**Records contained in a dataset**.
═══

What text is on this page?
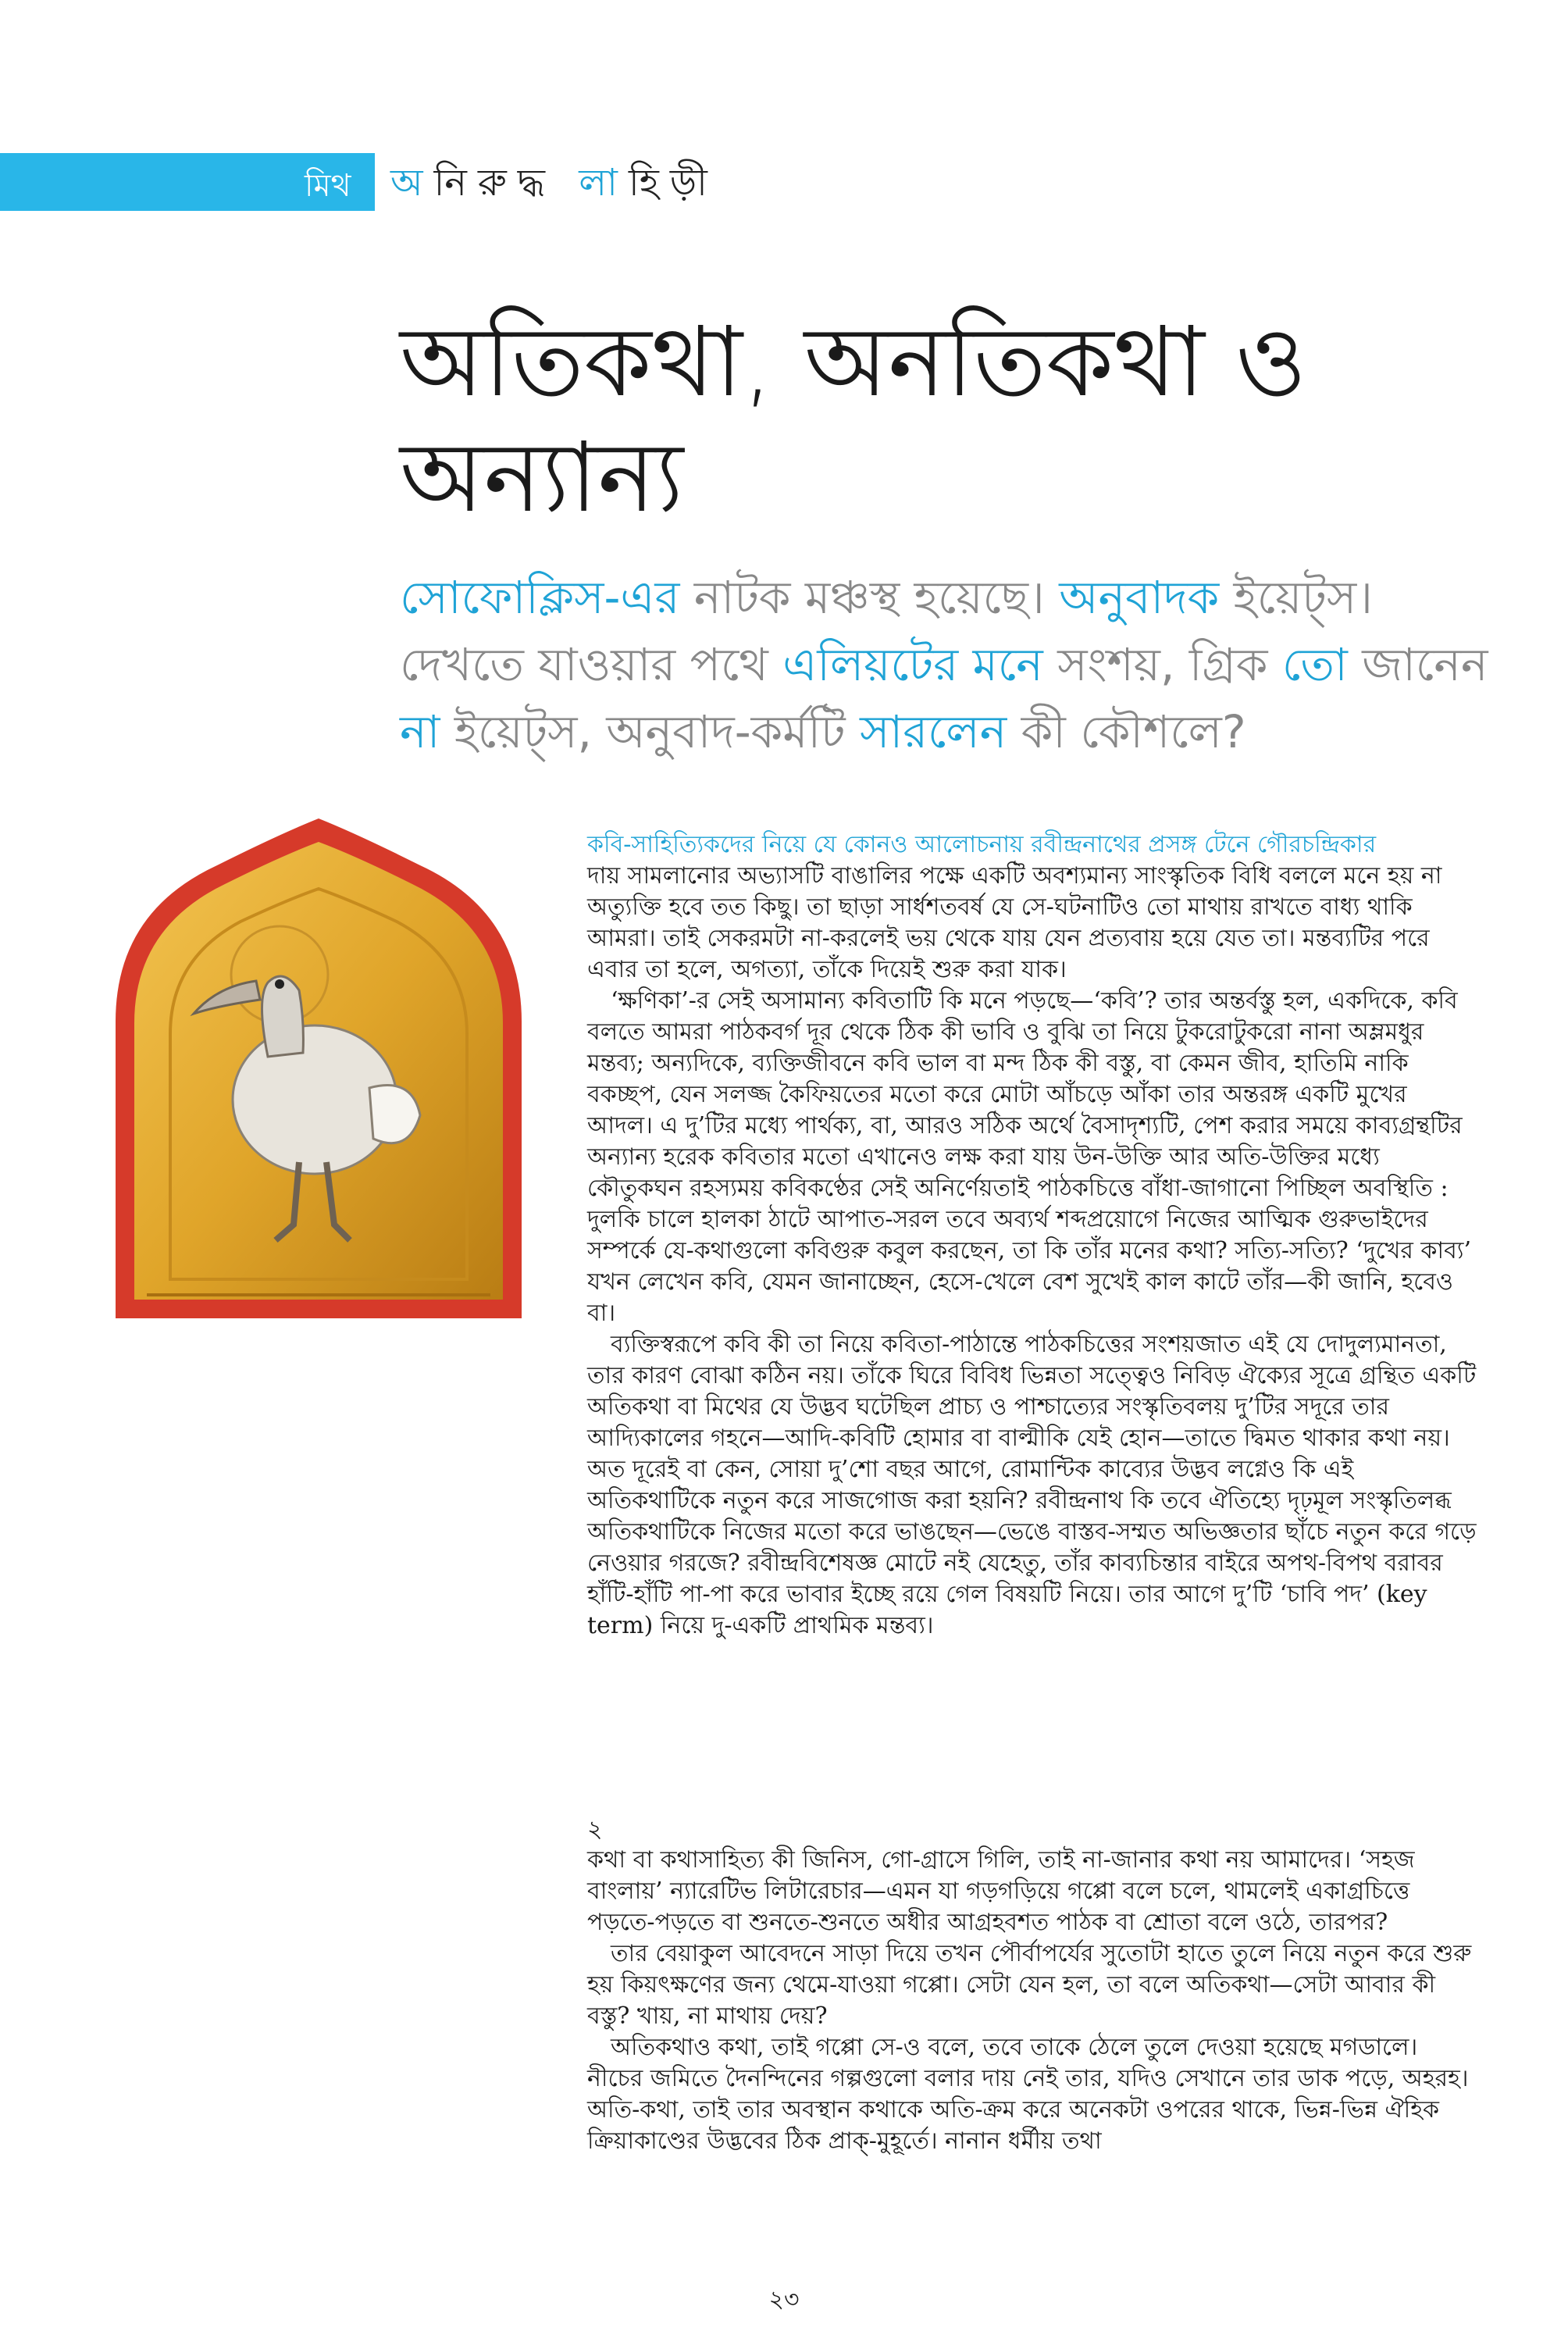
মিথ অনিরুদ্ধ লাহিড়ী
অতিকথা, অনতিকথা ও অন্যান্য
সোফোক্লিস-এর নাটক মঞ্চস্থ হয়েছে। অনুবাদক ইয়েট্‌স। দেখতে যাওয়ার পথে এলিয়টের মনে সংশয়, গ্রিক তো জানেন না ইয়েট্‌স, অনুবাদ-কর্মটি সারলেন কী কৌশলে?

কবি-সাহিত্যিকদের নিয়ে যে কোনও আলোচনায় রবীন্দ্রনাথের প্রসঙ্গ টেনে গৌরচন্দ্রিকার

দায় সামলানোর অভ্যাসটি বাঙালির পক্ষে একটি অবশ্যমান্য সাংস্কৃতিক বিধি বললে মনে হয় না অত্যুক্তি হবে তত কিছু। তা ছাড়া সার্ধশতবর্ষ যে সে-ঘটনাটিও তো মাথায় রাখতে বাধ্য থাকি আমরা। তাই সেকরমটা না-করলেই ভয় থেকে যায় যেন প্রত্যবায় হয়ে যেত তা। মন্তব্যটির পরে এবার তা হলে, অগত্যা, তাঁকে দিয়েই শুরু করা যাক।

‘ক্ষণিকা’-র সেই অসামান্য কবিতাটি কি মনে পড়ছে—‘কবি’? তার অন্তর্বস্তু হল, একদিকে, কবি বলতে আমরা পাঠকবর্গ দূর থেকে ঠিক কী ভাবি ও বুঝি তা নিয়ে টুকরোটুকরো নানা অম্লমধুর মন্তব্য; অন্যদিকে, ব্যক্তিজীবনে কবি ভাল বা মন্দ ঠিক কী বস্তু, বা কেমন জীব, হাতিমি নাকি বকচ্ছপ, যেন সলজ্জ কৈফিয়তের মতো করে মোটা আঁচড়ে আঁকা তার অন্তরঙ্গ একটি মুখের আদল। এ দু’টির মধ্যে পার্থক্য, বা, আরও সঠিক অর্থে বৈসাদৃশ্যটি, পেশ করার সময়ে কাব্যগ্রন্থটির অন্যান্য হরেক কবিতার মতো এখানেও লক্ষ করা যায় উন-উক্তি আর অতি-উক্তির মধ্যে কৌতুকঘন রহস্যময় কবিকণ্ঠের সেই অনির্ণেয়তাই পাঠকচিত্তে বাঁধা-জাগানো পিচ্ছিল অবস্থিতি : দুলকি চালে হালকা ঠাটে আপাত-সরল তবে অব্যর্থ শব্দপ্রয়োগে নিজের আত্মিক গুরুভাইদের সম্পর্কে যে-কথাগুলো কবিগুরু কবুল করছেন, তা কি তাঁর মনের কথা? সত্যি-সত্যি? ‘দুখের কাব্য’ যখন লেখেন কবি, যেমন জানাচ্ছেন, হেসে-খেলে বেশ সুখেই কাল কাটে তাঁর—কী জানি, হবেও বা।

ব্যক্তিস্বরূপে কবি কী তা নিয়ে কবিতা-পাঠান্তে পাঠকচিত্তের সংশয়জাত এই যে দোদুল্যমানতা, তার কারণ বোঝা কঠিন নয়। তাঁকে ঘিরে বিবিধ ভিন্নতা সত্ত্বেও নিবিড় ঐক্যের সূত্রে গ্রন্থিত একটি অতিকথা বা মিথের যে উদ্ভব ঘটেছিল প্রাচ্য ও পাশ্চাত্যের সংস্কৃতিবলয় দু’টির সদূরে তার আদ্যিকালের গহনে—আদি-কবিটি হোমার বা বাল্মীকি যেই হোন—তাতে দ্বিমত থাকার কথা নয়। অত দূরেই বা কেন, সোয়া দু’শো বছর আগে, রোমান্টিক কাব্যের উদ্ভব লগ্নেও কি এই অতিকথাটিকে নতুন করে সাজগোজ করা হয়নি? রবীন্দ্রনাথ কি তবে ঐতিহ্যে দৃঢ়মূল সংস্কৃতিলব্ধ অতিকথাটিকে নিজের মতো করে ভাঙছেন—ভেঙে বাস্তব-সম্মত অভিজ্ঞতার ছাঁচে নতুন করে গড়ে নেওয়ার গরজে? রবীন্দ্রবিশেষজ্ঞ মোটে নই যেহেতু, তাঁর কাব্যচিন্তার বাইরে অপথ-বিপথ বরাবর হাঁটি-হাঁটি পা-পা করে ভাবার ইচ্ছে রয়ে গেল বিষয়টি নিয়ে। তার আগে দু’টি ‘চাবি পদ’ (key term) নিয়ে দু-একটি প্রাথমিক মন্তব্য।

২

কথা বা কথাসাহিত্য কী জিনিস, গো-গ্রাসে গিলি, তাই না-জানার কথা নয় আমাদের। ‘সহজ বাংলায়’ ন্যারেটিভ লিটারেচার—এমন যা গড়গড়িয়ে গপ্পো বলে চলে, থামলেই একাগ্রচিত্তে পড়তে-পড়তে বা শুনতে-শুনতে অধীর আগ্রহবশত পাঠক বা শ্রোতা বলে ওঠে, তারপর?

তার বেয়াকুল আবেদনে সাড়া দিয়ে তখন পৌর্বাপর্যের সুতোটা হাতে তুলে নিয়ে নতুন করে শুরু হয় কিয়ৎক্ষণের জন্য থেমে-যাওয়া গপ্পো। সেটা যেন হল, তা বলে অতিকথা—সেটা আবার কী বস্তু? খায়, না মাথায় দেয়?

অতিকথাও কথা, তাই গপ্পো সে-ও বলে, তবে তাকে ঠেলে তুলে দেওয়া হয়েছে মগডালে। নীচের জমিতে দৈনন্দিনের গল্পগুলো বলার দায় নেই তার, যদিও সেখানে তার ডাক পড়ে, অহরহ। অতি-কথা, তাই তার অবস্থান কথাকে অতি-ক্রম করে অনেকটা ওপরের থাকে, ভিন্ন-ভিন্ন ঐহিক ক্রিয়াকাণ্ডের উদ্ভবের ঠিক প্রাক্‌-মুহূর্তে। নানান ধর্মীয় তথা

২৩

═══

**What you are asked to do**.
Reproduce the material above verbatim; omit every picture.

**The reply**.
What text is on this page?
মিথ অনিরুদ্ধ লাহিড়ী
অতিকথা, অনতিকথা ও অন্যান্য
সোফোক্লিস-এর নাটক মঞ্চস্থ হয়েছে। অনুবাদক ইয়েট্‌স। দেখতে যাওয়ার পথে এলিয়টের মনে সংশয়, গ্রিক তো জানেন না ইয়েট্‌স, অনুবাদ-কর্মটি সারলেন কী কৌশলে?

কবি-সাহিত্যিকদের নিয়ে যে কোনও আলোচনায় রবীন্দ্রনাথের প্রসঙ্গ টেনে গৌরচন্দ্রিকার

দায় সামলানোর অভ্যাসটি বাঙালির পক্ষে একটি অবশ্যমান্য সাংস্কৃতিক বিধি বললে মনে হয় না অত্যুক্তি হবে তত কিছু। তা ছাড়া সার্ধশতবর্ষ যে সে-ঘটনাটিও তো মাথায় রাখতে বাধ্য থাকি আমরা। তাই সেকরমটা না-করলেই ভয় থেকে যায় যেন প্রত্যবায় হয়ে যেত তা। মন্তব্যটির পরে এবার তা হলে, অগত্যা, তাঁকে দিয়েই শুরু করা যাক।

‘ক্ষণিকা’-র সেই অসামান্য কবিতাটি কি মনে পড়ছে—‘কবি’? তার অন্তর্বস্তু হল, একদিকে, কবি বলতে আমরা পাঠকবর্গ দূর থেকে ঠিক কী ভাবি ও বুঝি তা নিয়ে টুকরোটুকরো নানা অম্লমধুর মন্তব্য; অন্যদিকে, ব্যক্তিজীবনে কবি ভাল বা মন্দ ঠিক কী বস্তু, বা কেমন জীব, হাতিমি নাকি বকচ্ছপ, যেন সলজ্জ কৈফিয়তের মতো করে মোটা আঁচড়ে আঁকা তার অন্তরঙ্গ একটি মুখের আদল। এ দু’টির মধ্যে পার্থক্য, বা, আরও সঠিক অর্থে বৈসাদৃশ্যটি, পেশ করার সময়ে কাব্যগ্রন্থটির অন্যান্য হরেক কবিতার মতো এখানেও লক্ষ করা যায় উন-উক্তি আর অতি-উক্তির মধ্যে কৌতুকঘন রহস্যময় কবিকণ্ঠের সেই অনির্ণেয়তাই পাঠকচিত্তে বাঁধা-জাগানো পিচ্ছিল অবস্থিতি : দুলকি চালে হালকা ঠাটে আপাত-সরল তবে অব্যর্থ শব্দপ্রয়োগে নিজের আত্মিক গুরুভাইদের সম্পর্কে যে-কথাগুলো কবিগুরু কবুল করছেন, তা কি তাঁর মনের কথা? সত্যি-সত্যি? ‘দুখের কাব্য’ যখন লেখেন কবি, যেমন জানাচ্ছেন, হেসে-খেলে বেশ সুখেই কাল কাটে তাঁর—কী জানি, হবেও বা।

ব্যক্তিস্বরূপে কবি কী তা নিয়ে কবিতা-পাঠান্তে পাঠকচিত্তের সংশয়জাত এই যে দোদুল্যমানতা, তার কারণ বোঝা কঠিন নয়। তাঁকে ঘিরে বিবিধ ভিন্নতা সত্ত্বেও নিবিড় ঐক্যের সূত্রে গ্রন্থিত একটি অতিকথা বা মিথের যে উদ্ভব ঘটেছিল প্রাচ্য ও পাশ্চাত্যের সংস্কৃতিবলয় দু’টির সদূরে তার আদ্যিকালের গহনে—আদি-কবিটি হোমার বা বাল্মীকি যেই হোন—তাতে দ্বিমত থাকার কথা নয়। অত দূরেই বা কেন, সোয়া দু’শো বছর আগে, রোমান্টিক কাব্যের উদ্ভব লগ্নেও কি এই অতিকথাটিকে নতুন করে সাজগোজ করা হয়নি? রবীন্দ্রনাথ কি তবে ঐতিহ্যে দৃঢ়মূল সংস্কৃতিলব্ধ অতিকথাটিকে নিজের মতো করে ভাঙছেন—ভেঙে বাস্তব-সম্মত অভিজ্ঞতার ছাঁচে নতুন করে গড়ে নেওয়ার গরজে? রবীন্দ্রবিশেষজ্ঞ মোটে নই যেহেতু, তাঁর কাব্যচিন্তার বাইরে অপথ-বিপথ বরাবর হাঁটি-হাঁটি পা-পা করে ভাবার ইচ্ছে রয়ে গেল বিষয়টি নিয়ে। তার আগে দু’টি ‘চাবি পদ’ (key term) নিয়ে দু-একটি প্রাথমিক মন্তব্য।

২

কথা বা কথাসাহিত্য কী জিনিস, গো-গ্রাসে গিলি, তাই না-জানার কথা নয় আমাদের। ‘সহজ বাংলায়’ ন্যারেটিভ লিটারেচার—এমন যা গড়গড়িয়ে গপ্পো বলে চলে, থামলেই একাগ্রচিত্তে পড়তে-পড়তে বা শুনতে-শুনতে অধীর আগ্রহবশত পাঠক বা শ্রোতা বলে ওঠে, তারপর?

তার বেয়াকুল আবেদনে সাড়া দিয়ে তখন পৌর্বাপর্যের সুতোটা হাতে তুলে নিয়ে নতুন করে শুরু হয় কিয়ৎক্ষণের জন্য থেমে-যাওয়া গপ্পো। সেটা যেন হল, তা বলে অতিকথা—সেটা আবার কী বস্তু? খায়, না মাথায় দেয়?

অতিকথাও কথা, তাই গপ্পো সে-ও বলে, তবে তাকে ঠেলে তুলে দেওয়া হয়েছে মগডালে। নীচের জমিতে দৈনন্দিনের গল্পগুলো বলার দায় নেই তার, যদিও সেখানে তার ডাক পড়ে, অহরহ। অতি-কথা, তাই তার অবস্থান কথাকে অতি-ক্রম করে অনেকটা ওপরের থাকে, ভিন্ন-ভিন্ন ঐহিক ক্রিয়াকাণ্ডের উদ্ভবের ঠিক প্রাক্‌-মুহূর্তে। নানান ধর্মীয় তথা

২৩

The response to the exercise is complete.